►

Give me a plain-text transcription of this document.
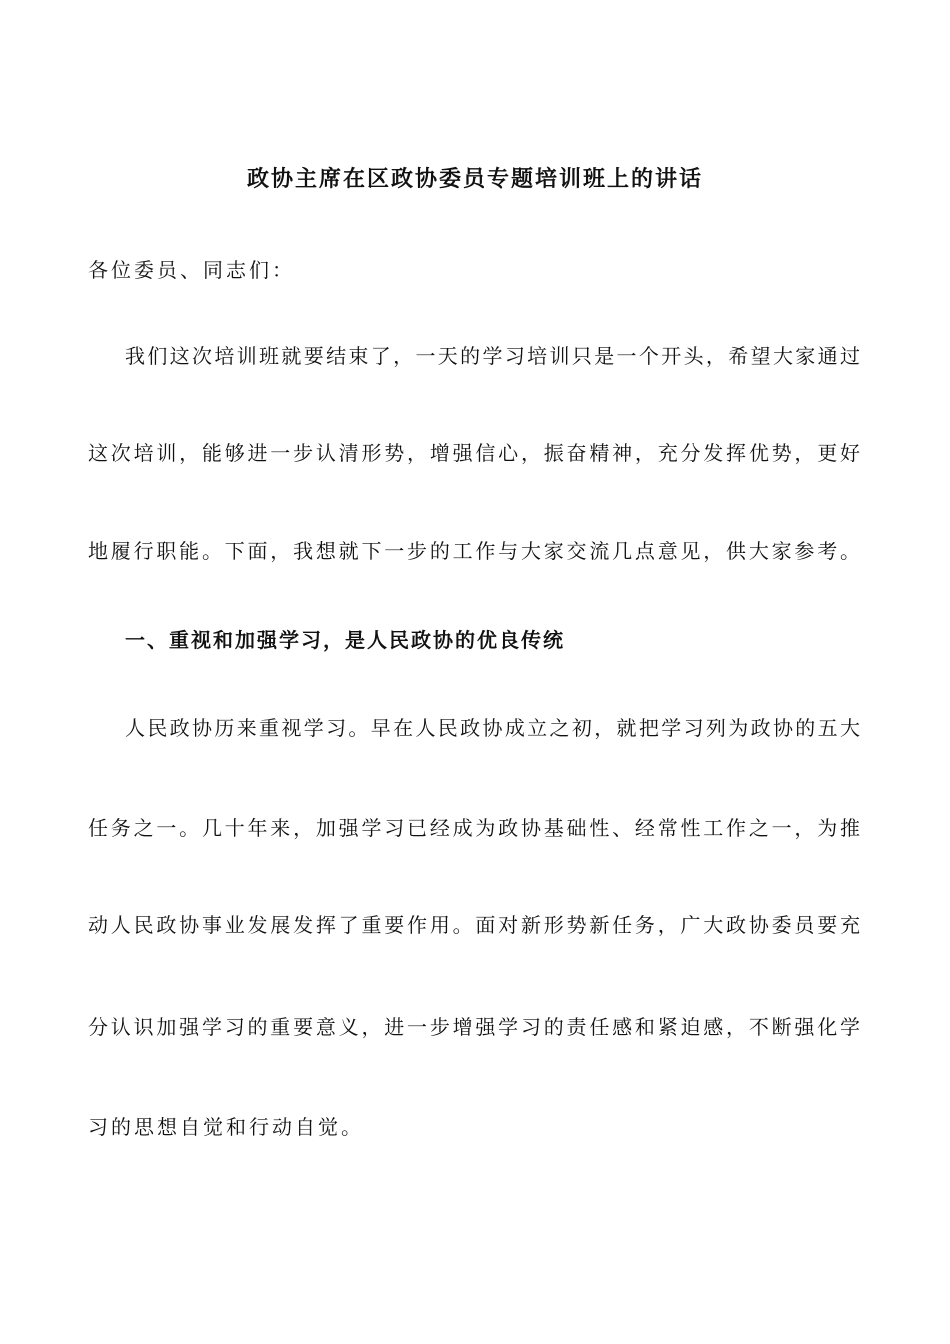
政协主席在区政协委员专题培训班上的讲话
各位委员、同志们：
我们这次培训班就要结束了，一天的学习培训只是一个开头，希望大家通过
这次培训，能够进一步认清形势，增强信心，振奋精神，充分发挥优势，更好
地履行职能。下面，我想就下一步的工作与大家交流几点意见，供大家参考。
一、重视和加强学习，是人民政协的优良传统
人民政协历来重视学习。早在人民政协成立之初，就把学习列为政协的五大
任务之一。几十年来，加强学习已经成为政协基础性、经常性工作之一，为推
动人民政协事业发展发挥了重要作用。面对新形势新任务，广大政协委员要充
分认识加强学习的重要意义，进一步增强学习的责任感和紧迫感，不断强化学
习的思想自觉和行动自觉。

◄

§ **Task to carry out**: Without the pictures, repeat all the records word for word.

§ **Written answer**:
Give me a plain-text transcription of this document.
政协主席在区政协委员专题培训班上的讲话
各位委员、同志们：
我们这次培训班就要结束了，一天的学习培训只是一个开头，希望大家通过
这次培训，能够进一步认清形势，增强信心，振奋精神，充分发挥优势，更好
地履行职能。下面，我想就下一步的工作与大家交流几点意见，供大家参考。
一、重视和加强学习，是人民政协的优良传统
人民政协历来重视学习。早在人民政协成立之初，就把学习列为政协的五大
任务之一。几十年来，加强学习已经成为政协基础性、经常性工作之一，为推
动人民政协事业发展发挥了重要作用。面对新形势新任务，广大政协委员要充
分认识加强学习的重要意义，进一步增强学习的责任感和紧迫感，不断强化学
习的思想自觉和行动自觉。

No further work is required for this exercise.